▶ [OBJECTIVE] Copy out all of the data exactly as it appears.

── RECORDS SUPPLIED

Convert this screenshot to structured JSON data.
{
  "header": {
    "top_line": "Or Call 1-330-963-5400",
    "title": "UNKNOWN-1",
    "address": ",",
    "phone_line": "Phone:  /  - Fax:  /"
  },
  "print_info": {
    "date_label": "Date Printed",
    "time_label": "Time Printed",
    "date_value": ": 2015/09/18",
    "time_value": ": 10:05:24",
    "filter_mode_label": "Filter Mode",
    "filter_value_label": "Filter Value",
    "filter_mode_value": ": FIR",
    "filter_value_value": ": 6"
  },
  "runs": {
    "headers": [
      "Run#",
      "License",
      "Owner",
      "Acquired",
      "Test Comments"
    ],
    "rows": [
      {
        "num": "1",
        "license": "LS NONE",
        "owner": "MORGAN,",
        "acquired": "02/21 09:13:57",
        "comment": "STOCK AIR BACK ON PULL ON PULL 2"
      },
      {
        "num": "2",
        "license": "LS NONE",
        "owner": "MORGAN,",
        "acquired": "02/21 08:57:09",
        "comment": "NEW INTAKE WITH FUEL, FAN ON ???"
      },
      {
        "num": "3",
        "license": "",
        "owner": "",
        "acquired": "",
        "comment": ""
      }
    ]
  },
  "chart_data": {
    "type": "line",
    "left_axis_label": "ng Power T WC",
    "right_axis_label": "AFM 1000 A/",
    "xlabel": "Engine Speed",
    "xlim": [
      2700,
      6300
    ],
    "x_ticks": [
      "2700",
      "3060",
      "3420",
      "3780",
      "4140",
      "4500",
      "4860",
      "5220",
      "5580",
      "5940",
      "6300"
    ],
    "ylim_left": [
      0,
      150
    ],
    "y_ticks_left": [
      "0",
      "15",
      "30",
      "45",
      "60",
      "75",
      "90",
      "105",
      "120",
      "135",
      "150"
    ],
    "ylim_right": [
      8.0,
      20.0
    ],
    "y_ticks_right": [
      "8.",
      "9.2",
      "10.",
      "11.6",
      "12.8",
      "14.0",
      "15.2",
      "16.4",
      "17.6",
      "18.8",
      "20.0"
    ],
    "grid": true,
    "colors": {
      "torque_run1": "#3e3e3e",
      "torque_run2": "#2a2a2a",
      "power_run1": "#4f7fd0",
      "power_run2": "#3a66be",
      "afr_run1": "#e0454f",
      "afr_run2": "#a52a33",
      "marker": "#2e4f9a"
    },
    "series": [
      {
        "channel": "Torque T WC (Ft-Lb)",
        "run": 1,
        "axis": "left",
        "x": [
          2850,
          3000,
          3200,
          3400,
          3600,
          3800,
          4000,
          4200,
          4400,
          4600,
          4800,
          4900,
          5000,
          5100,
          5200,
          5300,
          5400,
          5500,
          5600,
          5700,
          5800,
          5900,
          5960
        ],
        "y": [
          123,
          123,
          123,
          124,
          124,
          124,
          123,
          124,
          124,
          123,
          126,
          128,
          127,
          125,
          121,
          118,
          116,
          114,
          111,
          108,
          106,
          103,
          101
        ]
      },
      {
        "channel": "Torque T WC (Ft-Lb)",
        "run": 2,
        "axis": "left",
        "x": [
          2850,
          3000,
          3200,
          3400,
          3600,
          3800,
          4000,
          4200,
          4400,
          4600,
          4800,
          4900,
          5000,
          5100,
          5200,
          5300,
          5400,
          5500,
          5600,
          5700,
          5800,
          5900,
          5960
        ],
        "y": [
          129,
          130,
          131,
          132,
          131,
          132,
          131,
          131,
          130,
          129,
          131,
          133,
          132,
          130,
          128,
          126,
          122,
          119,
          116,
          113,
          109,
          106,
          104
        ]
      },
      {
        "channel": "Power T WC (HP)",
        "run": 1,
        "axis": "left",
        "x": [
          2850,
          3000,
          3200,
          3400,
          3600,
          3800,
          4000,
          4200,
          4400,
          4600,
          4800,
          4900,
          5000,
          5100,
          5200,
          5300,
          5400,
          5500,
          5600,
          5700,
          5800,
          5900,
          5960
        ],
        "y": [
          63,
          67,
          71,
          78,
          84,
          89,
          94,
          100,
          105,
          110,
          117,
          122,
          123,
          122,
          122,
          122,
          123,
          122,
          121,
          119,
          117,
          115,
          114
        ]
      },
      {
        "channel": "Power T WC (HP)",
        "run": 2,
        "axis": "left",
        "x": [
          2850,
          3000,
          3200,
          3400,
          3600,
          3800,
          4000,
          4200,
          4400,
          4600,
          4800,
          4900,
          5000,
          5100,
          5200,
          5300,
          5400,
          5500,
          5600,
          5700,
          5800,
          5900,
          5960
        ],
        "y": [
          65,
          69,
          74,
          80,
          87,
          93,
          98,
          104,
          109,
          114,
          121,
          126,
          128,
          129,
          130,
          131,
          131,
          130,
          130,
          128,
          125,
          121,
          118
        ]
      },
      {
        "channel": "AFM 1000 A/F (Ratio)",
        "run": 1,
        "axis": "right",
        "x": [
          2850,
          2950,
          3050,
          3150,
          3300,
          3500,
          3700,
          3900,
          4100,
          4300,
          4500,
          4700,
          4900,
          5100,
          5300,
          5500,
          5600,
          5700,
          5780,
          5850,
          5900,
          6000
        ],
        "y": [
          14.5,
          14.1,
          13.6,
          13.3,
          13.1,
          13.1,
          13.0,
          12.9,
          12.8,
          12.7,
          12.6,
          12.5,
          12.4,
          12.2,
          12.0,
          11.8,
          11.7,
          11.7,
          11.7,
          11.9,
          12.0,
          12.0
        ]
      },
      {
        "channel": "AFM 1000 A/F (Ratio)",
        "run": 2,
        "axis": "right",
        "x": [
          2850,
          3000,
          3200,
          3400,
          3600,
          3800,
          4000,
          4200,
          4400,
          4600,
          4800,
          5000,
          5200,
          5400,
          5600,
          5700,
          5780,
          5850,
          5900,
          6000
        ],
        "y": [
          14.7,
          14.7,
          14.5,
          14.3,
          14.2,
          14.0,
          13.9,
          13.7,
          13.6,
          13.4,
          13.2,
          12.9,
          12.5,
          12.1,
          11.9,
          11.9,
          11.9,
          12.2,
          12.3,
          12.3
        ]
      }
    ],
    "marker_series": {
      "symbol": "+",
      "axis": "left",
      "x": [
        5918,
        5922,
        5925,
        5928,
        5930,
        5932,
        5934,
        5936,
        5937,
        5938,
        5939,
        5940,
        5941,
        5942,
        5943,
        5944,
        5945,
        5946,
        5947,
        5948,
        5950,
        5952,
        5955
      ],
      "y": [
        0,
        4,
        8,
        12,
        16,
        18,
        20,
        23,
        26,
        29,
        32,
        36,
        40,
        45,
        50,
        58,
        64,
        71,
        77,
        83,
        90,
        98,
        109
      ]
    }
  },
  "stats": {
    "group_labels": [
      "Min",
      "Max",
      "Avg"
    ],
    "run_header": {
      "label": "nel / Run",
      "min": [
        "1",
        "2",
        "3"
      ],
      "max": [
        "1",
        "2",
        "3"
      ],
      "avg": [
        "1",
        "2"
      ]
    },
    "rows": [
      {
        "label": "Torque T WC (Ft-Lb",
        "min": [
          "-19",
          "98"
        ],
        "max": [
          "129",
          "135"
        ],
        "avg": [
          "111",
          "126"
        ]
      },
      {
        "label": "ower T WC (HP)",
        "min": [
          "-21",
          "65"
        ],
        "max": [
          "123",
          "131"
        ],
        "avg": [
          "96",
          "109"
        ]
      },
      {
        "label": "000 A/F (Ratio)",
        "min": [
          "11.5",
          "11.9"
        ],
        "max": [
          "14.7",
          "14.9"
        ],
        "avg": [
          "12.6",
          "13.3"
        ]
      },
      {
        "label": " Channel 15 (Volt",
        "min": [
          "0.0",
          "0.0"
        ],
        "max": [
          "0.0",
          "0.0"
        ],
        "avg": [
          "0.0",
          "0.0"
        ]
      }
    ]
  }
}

────

▶ [CORRECT RESPONSE]
Convert this screenshot to structured JSON data.
{
  "header": {
    "top_line": "Or Call 1-330-963-5400",
    "title": "UNKNOWN-1",
    "address": ",",
    "phone_line": "Phone:  /  - Fax:  /"
  },
  "print_info": {
    "date_label": "Date Printed",
    "time_label": "Time Printed",
    "date_value": ": 2015/09/18",
    "time_value": ": 10:05:24",
    "filter_mode_label": "Filter Mode",
    "filter_value_label": "Filter Value",
    "filter_mode_value": ": FIR",
    "filter_value_value": ": 6"
  },
  "runs": {
    "headers": [
      "Run#",
      "License",
      "Owner",
      "Acquired",
      "Test Comments"
    ],
    "rows": [
      {
        "num": "1",
        "license": "LS NONE",
        "owner": "MORGAN,",
        "acquired": "02/21 09:13:57",
        "comment": "STOCK AIR BACK ON PULL ON PULL 2"
      },
      {
        "num": "2",
        "license": "LS NONE",
        "owner": "MORGAN,",
        "acquired": "02/21 08:57:09",
        "comment": "NEW INTAKE WITH FUEL, FAN ON ???"
      },
      {
        "num": "3",
        "license": "",
        "owner": "",
        "acquired": "",
        "comment": ""
      }
    ]
  },
  "chart_data": {
    "type": "line",
    "left_axis_label": "ng Power T WC",
    "right_axis_label": "AFM 1000 A/",
    "xlabel": "Engine Speed",
    "xlim": [
      2700,
      6300
    ],
    "x_ticks": [
      "2700",
      "3060",
      "3420",
      "3780",
      "4140",
      "4500",
      "4860",
      "5220",
      "5580",
      "5940",
      "6300"
    ],
    "ylim_left": [
      0,
      150
    ],
    "y_ticks_left": [
      "0",
      "15",
      "30",
      "45",
      "60",
      "75",
      "90",
      "105",
      "120",
      "135",
      "150"
    ],
    "ylim_right": [
      8.0,
      20.0
    ],
    "y_ticks_right": [
      "8.",
      "9.2",
      "10.",
      "11.6",
      "12.8",
      "14.0",
      "15.2",
      "16.4",
      "17.6",
      "18.8",
      "20.0"
    ],
    "grid": true,
    "colors": {
      "torque_run1": "#3e3e3e",
      "torque_run2": "#2a2a2a",
      "power_run1": "#4f7fd0",
      "power_run2": "#3a66be",
      "afr_run1": "#e0454f",
      "afr_run2": "#a52a33",
      "marker": "#2e4f9a"
    },
    "series": [
      {
        "channel": "Torque T WC (Ft-Lb)",
        "run": 1,
        "axis": "left",
        "x": [
          2850,
          3000,
          3200,
          3400,
          3600,
          3800,
          4000,
          4200,
          4400,
          4600,
          4800,
          4900,
          5000,
          5100,
          5200,
          5300,
          5400,
          5500,
          5600,
          5700,
          5800,
          5900,
          5960
        ],
        "y": [
          123,
          123,
          123,
          124,
          124,
          124,
          123,
          124,
          124,
          123,
          126,
          128,
          127,
          125,
          121,
          118,
          116,
          114,
          111,
          108,
          106,
          103,
          101
        ]
      },
      {
        "channel": "Torque T WC (Ft-Lb)",
        "run": 2,
        "axis": "left",
        "x": [
          2850,
          3000,
          3200,
          3400,
          3600,
          3800,
          4000,
          4200,
          4400,
          4600,
          4800,
          4900,
          5000,
          5100,
          5200,
          5300,
          5400,
          5500,
          5600,
          5700,
          5800,
          5900,
          5960
        ],
        "y": [
          129,
          130,
          131,
          132,
          131,
          132,
          131,
          131,
          130,
          129,
          131,
          133,
          132,
          130,
          128,
          126,
          122,
          119,
          116,
          113,
          109,
          106,
          104
        ]
      },
      {
        "channel": "Power T WC (HP)",
        "run": 1,
        "axis": "left",
        "x": [
          2850,
          3000,
          3200,
          3400,
          3600,
          3800,
          4000,
          4200,
          4400,
          4600,
          4800,
          4900,
          5000,
          5100,
          5200,
          5300,
          5400,
          5500,
          5600,
          5700,
          5800,
          5900,
          5960
        ],
        "y": [
          63,
          67,
          71,
          78,
          84,
          89,
          94,
          100,
          105,
          110,
          117,
          122,
          123,
          122,
          122,
          122,
          123,
          122,
          121,
          119,
          117,
          115,
          114
        ]
      },
      {
        "channel": "Power T WC (HP)",
        "run": 2,
        "axis": "left",
        "x": [
          2850,
          3000,
          3200,
          3400,
          3600,
          3800,
          4000,
          4200,
          4400,
          4600,
          4800,
          4900,
          5000,
          5100,
          5200,
          5300,
          5400,
          5500,
          5600,
          5700,
          5800,
          5900,
          5960
        ],
        "y": [
          65,
          69,
          74,
          80,
          87,
          93,
          98,
          104,
          109,
          114,
          121,
          126,
          128,
          129,
          130,
          131,
          131,
          130,
          130,
          128,
          125,
          121,
          118
        ]
      },
      {
        "channel": "AFM 1000 A/F (Ratio)",
        "run": 1,
        "axis": "right",
        "x": [
          2850,
          2950,
          3050,
          3150,
          3300,
          3500,
          3700,
          3900,
          4100,
          4300,
          4500,
          4700,
          4900,
          5100,
          5300,
          5500,
          5600,
          5700,
          5780,
          5850,
          5900,
          6000
        ],
        "y": [
          14.5,
          14.1,
          13.6,
          13.3,
          13.1,
          13.1,
          13.0,
          12.9,
          12.8,
          12.7,
          12.6,
          12.5,
          12.4,
          12.2,
          12.0,
          11.8,
          11.7,
          11.7,
          11.7,
          11.9,
          12.0,
          12.0
        ]
      },
      {
        "channel": "AFM 1000 A/F (Ratio)",
        "run": 2,
        "axis": "right",
        "x": [
          2850,
          3000,
          3200,
          3400,
          3600,
          3800,
          4000,
          4200,
          4400,
          4600,
          4800,
          5000,
          5200,
          5400,
          5600,
          5700,
          5780,
          5850,
          5900,
          6000
        ],
        "y": [
          14.7,
          14.7,
          14.5,
          14.3,
          14.2,
          14.0,
          13.9,
          13.7,
          13.6,
          13.4,
          13.2,
          12.9,
          12.5,
          12.1,
          11.9,
          11.9,
          11.9,
          12.2,
          12.3,
          12.3
        ]
      }
    ],
    "marker_series": {
      "symbol": "+",
      "axis": "left",
      "x": [
        5918,
        5922,
        5925,
        5928,
        5930,
        5932,
        5934,
        5936,
        5937,
        5938,
        5939,
        5940,
        5941,
        5942,
        5943,
        5944,
        5945,
        5946,
        5947,
        5948,
        5950,
        5952,
        5955
      ],
      "y": [
        0,
        4,
        8,
        12,
        16,
        18,
        20,
        23,
        26,
        29,
        32,
        36,
        40,
        45,
        50,
        58,
        64,
        71,
        77,
        83,
        90,
        98,
        109
      ]
    }
  },
  "stats": {
    "group_labels": [
      "Min",
      "Max",
      "Avg"
    ],
    "run_header": {
      "label": "nel / Run",
      "min": [
        "1",
        "2",
        "3"
      ],
      "max": [
        "1",
        "2",
        "3"
      ],
      "avg": [
        "1",
        "2"
      ]
    },
    "rows": [
      {
        "label": "Torque T WC (Ft-Lb",
        "min": [
          "-19",
          "98"
        ],
        "max": [
          "129",
          "135"
        ],
        "avg": [
          "111",
          "126"
        ]
      },
      {
        "label": "ower T WC (HP)",
        "min": [
          "-21",
          "65"
        ],
        "max": [
          "123",
          "131"
        ],
        "avg": [
          "96",
          "109"
        ]
      },
      {
        "label": "000 A/F (Ratio)",
        "min": [
          "11.5",
          "11.9"
        ],
        "max": [
          "14.7",
          "14.9"
        ],
        "avg": [
          "12.6",
          "13.3"
        ]
      },
      {
        "label": " Channel 15 (Volt",
        "min": [
          "0.0",
          "0.0"
        ],
        "max": [
          "0.0",
          "0.0"
        ],
        "avg": [
          "0.0",
          "0.0"
        ]
      }
    ]
  }
}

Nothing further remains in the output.